Problem: Go through the entries below and write each one out exactly.

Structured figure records
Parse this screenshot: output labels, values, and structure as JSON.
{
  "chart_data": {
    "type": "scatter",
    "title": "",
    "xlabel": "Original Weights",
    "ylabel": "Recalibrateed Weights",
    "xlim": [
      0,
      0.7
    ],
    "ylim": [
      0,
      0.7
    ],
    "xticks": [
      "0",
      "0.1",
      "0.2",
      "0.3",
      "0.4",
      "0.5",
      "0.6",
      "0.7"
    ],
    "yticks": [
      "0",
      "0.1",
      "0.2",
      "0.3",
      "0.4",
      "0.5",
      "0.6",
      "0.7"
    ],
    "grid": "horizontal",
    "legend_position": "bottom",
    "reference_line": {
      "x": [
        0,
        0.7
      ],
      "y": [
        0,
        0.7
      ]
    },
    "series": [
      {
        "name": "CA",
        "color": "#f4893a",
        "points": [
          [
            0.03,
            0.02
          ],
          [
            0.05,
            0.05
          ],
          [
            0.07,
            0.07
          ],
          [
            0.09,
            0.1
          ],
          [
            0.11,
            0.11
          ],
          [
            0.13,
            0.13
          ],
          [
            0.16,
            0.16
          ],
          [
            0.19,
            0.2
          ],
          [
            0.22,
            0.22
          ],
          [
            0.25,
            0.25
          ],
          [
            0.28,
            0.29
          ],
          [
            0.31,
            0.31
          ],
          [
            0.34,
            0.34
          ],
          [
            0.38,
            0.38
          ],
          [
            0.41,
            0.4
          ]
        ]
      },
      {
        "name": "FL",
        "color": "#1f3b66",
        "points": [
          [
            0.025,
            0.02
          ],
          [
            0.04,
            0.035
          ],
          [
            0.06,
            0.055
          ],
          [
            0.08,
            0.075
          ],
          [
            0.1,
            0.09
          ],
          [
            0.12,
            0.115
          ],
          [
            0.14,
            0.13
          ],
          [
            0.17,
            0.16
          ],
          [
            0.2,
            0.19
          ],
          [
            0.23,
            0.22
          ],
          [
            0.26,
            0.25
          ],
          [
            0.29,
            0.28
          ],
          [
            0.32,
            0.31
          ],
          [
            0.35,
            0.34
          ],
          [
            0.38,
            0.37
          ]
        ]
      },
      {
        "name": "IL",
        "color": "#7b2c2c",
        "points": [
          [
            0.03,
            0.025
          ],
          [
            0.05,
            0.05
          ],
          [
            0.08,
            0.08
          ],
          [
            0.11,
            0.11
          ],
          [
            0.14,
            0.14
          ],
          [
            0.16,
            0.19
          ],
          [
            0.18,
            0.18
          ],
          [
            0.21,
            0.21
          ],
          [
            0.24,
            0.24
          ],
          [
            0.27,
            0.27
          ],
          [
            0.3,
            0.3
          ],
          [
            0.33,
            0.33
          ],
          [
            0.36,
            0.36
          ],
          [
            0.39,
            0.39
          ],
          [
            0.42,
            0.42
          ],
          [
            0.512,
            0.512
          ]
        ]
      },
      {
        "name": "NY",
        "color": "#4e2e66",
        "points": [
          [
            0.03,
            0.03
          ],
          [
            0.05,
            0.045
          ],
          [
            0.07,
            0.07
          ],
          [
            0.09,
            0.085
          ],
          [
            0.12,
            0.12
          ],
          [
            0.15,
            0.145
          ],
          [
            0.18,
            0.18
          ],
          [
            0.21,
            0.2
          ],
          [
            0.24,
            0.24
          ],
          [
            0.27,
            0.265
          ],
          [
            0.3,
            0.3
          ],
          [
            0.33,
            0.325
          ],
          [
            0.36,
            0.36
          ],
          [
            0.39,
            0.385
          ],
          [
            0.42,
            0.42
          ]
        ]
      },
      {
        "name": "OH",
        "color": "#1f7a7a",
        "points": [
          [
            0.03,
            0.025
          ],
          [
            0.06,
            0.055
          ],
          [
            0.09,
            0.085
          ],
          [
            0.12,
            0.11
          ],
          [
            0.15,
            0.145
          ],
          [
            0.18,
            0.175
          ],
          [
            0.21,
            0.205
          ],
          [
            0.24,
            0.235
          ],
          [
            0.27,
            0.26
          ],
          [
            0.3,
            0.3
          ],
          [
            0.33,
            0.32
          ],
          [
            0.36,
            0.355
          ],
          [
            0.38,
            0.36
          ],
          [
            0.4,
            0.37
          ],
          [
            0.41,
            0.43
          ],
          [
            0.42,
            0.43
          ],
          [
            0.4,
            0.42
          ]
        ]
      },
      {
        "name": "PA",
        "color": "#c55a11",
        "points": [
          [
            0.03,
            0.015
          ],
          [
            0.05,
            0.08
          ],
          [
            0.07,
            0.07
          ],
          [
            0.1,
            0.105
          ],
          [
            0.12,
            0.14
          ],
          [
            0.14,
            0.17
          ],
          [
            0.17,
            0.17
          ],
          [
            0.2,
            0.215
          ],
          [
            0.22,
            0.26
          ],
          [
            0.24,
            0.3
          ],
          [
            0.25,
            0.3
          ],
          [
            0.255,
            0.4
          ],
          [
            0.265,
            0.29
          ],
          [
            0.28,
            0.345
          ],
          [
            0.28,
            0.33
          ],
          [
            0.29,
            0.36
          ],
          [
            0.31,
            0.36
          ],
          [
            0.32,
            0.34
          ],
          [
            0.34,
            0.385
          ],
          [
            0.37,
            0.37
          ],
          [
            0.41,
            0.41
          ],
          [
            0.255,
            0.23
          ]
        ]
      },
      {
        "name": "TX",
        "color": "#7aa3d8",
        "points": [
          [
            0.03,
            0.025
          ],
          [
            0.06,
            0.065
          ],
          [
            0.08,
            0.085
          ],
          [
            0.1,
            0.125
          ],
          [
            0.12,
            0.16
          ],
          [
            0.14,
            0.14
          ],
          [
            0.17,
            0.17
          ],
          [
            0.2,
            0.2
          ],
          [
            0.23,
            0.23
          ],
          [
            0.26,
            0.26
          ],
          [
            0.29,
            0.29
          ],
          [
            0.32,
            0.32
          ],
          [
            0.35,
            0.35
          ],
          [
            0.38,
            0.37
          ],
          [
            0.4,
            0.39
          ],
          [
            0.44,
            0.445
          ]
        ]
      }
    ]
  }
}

Exercise output:
Parse this screenshot: output labels, values, and structure as JSON.
{
  "chart_data": {
    "type": "scatter",
    "title": "",
    "xlabel": "Original Weights",
    "ylabel": "Recalibrateed Weights",
    "xlim": [
      0,
      0.7
    ],
    "ylim": [
      0,
      0.7
    ],
    "xticks": [
      "0",
      "0.1",
      "0.2",
      "0.3",
      "0.4",
      "0.5",
      "0.6",
      "0.7"
    ],
    "yticks": [
      "0",
      "0.1",
      "0.2",
      "0.3",
      "0.4",
      "0.5",
      "0.6",
      "0.7"
    ],
    "grid": "horizontal",
    "legend_position": "bottom",
    "reference_line": {
      "x": [
        0,
        0.7
      ],
      "y": [
        0,
        0.7
      ]
    },
    "series": [
      {
        "name": "CA",
        "color": "#f4893a",
        "points": [
          [
            0.03,
            0.02
          ],
          [
            0.05,
            0.05
          ],
          [
            0.07,
            0.07
          ],
          [
            0.09,
            0.1
          ],
          [
            0.11,
            0.11
          ],
          [
            0.13,
            0.13
          ],
          [
            0.16,
            0.16
          ],
          [
            0.19,
            0.2
          ],
          [
            0.22,
            0.22
          ],
          [
            0.25,
            0.25
          ],
          [
            0.28,
            0.29
          ],
          [
            0.31,
            0.31
          ],
          [
            0.34,
            0.34
          ],
          [
            0.38,
            0.38
          ],
          [
            0.41,
            0.4
          ]
        ]
      },
      {
        "name": "FL",
        "color": "#1f3b66",
        "points": [
          [
            0.025,
            0.02
          ],
          [
            0.04,
            0.035
          ],
          [
            0.06,
            0.055
          ],
          [
            0.08,
            0.075
          ],
          [
            0.1,
            0.09
          ],
          [
            0.12,
            0.115
          ],
          [
            0.14,
            0.13
          ],
          [
            0.17,
            0.16
          ],
          [
            0.2,
            0.19
          ],
          [
            0.23,
            0.22
          ],
          [
            0.26,
            0.25
          ],
          [
            0.29,
            0.28
          ],
          [
            0.32,
            0.31
          ],
          [
            0.35,
            0.34
          ],
          [
            0.38,
            0.37
          ]
        ]
      },
      {
        "name": "IL",
        "color": "#7b2c2c",
        "points": [
          [
            0.03,
            0.025
          ],
          [
            0.05,
            0.05
          ],
          [
            0.08,
            0.08
          ],
          [
            0.11,
            0.11
          ],
          [
            0.14,
            0.14
          ],
          [
            0.16,
            0.19
          ],
          [
            0.18,
            0.18
          ],
          [
            0.21,
            0.21
          ],
          [
            0.24,
            0.24
          ],
          [
            0.27,
            0.27
          ],
          [
            0.3,
            0.3
          ],
          [
            0.33,
            0.33
          ],
          [
            0.36,
            0.36
          ],
          [
            0.39,
            0.39
          ],
          [
            0.42,
            0.42
          ],
          [
            0.512,
            0.512
          ]
        ]
      },
      {
        "name": "NY",
        "color": "#4e2e66",
        "points": [
          [
            0.03,
            0.03
          ],
          [
            0.05,
            0.045
          ],
          [
            0.07,
            0.07
          ],
          [
            0.09,
            0.085
          ],
          [
            0.12,
            0.12
          ],
          [
            0.15,
            0.145
          ],
          [
            0.18,
            0.18
          ],
          [
            0.21,
            0.2
          ],
          [
            0.24,
            0.24
          ],
          [
            0.27,
            0.265
          ],
          [
            0.3,
            0.3
          ],
          [
            0.33,
            0.325
          ],
          [
            0.36,
            0.36
          ],
          [
            0.39,
            0.385
          ],
          [
            0.42,
            0.42
          ]
        ]
      },
      {
        "name": "OH",
        "color": "#1f7a7a",
        "points": [
          [
            0.03,
            0.025
          ],
          [
            0.06,
            0.055
          ],
          [
            0.09,
            0.085
          ],
          [
            0.12,
            0.11
          ],
          [
            0.15,
            0.145
          ],
          [
            0.18,
            0.175
          ],
          [
            0.21,
            0.205
          ],
          [
            0.24,
            0.235
          ],
          [
            0.27,
            0.26
          ],
          [
            0.3,
            0.3
          ],
          [
            0.33,
            0.32
          ],
          [
            0.36,
            0.355
          ],
          [
            0.38,
            0.36
          ],
          [
            0.4,
            0.37
          ],
          [
            0.41,
            0.43
          ],
          [
            0.42,
            0.43
          ],
          [
            0.4,
            0.42
          ]
        ]
      },
      {
        "name": "PA",
        "color": "#c55a11",
        "points": [
          [
            0.03,
            0.015
          ],
          [
            0.05,
            0.08
          ],
          [
            0.07,
            0.07
          ],
          [
            0.1,
            0.105
          ],
          [
            0.12,
            0.14
          ],
          [
            0.14,
            0.17
          ],
          [
            0.17,
            0.17
          ],
          [
            0.2,
            0.215
          ],
          [
            0.22,
            0.26
          ],
          [
            0.24,
            0.3
          ],
          [
            0.25,
            0.3
          ],
          [
            0.255,
            0.4
          ],
          [
            0.265,
            0.29
          ],
          [
            0.28,
            0.345
          ],
          [
            0.28,
            0.33
          ],
          [
            0.29,
            0.36
          ],
          [
            0.31,
            0.36
          ],
          [
            0.32,
            0.34
          ],
          [
            0.34,
            0.385
          ],
          [
            0.37,
            0.37
          ],
          [
            0.41,
            0.41
          ],
          [
            0.255,
            0.23
          ]
        ]
      },
      {
        "name": "TX",
        "color": "#7aa3d8",
        "points": [
          [
            0.03,
            0.025
          ],
          [
            0.06,
            0.065
          ],
          [
            0.08,
            0.085
          ],
          [
            0.1,
            0.125
          ],
          [
            0.12,
            0.16
          ],
          [
            0.14,
            0.14
          ],
          [
            0.17,
            0.17
          ],
          [
            0.2,
            0.2
          ],
          [
            0.23,
            0.23
          ],
          [
            0.26,
            0.26
          ],
          [
            0.29,
            0.29
          ],
          [
            0.32,
            0.32
          ],
          [
            0.35,
            0.35
          ],
          [
            0.38,
            0.37
          ],
          [
            0.4,
            0.39
          ],
          [
            0.44,
            0.445
          ]
        ]
      }
    ]
  }
}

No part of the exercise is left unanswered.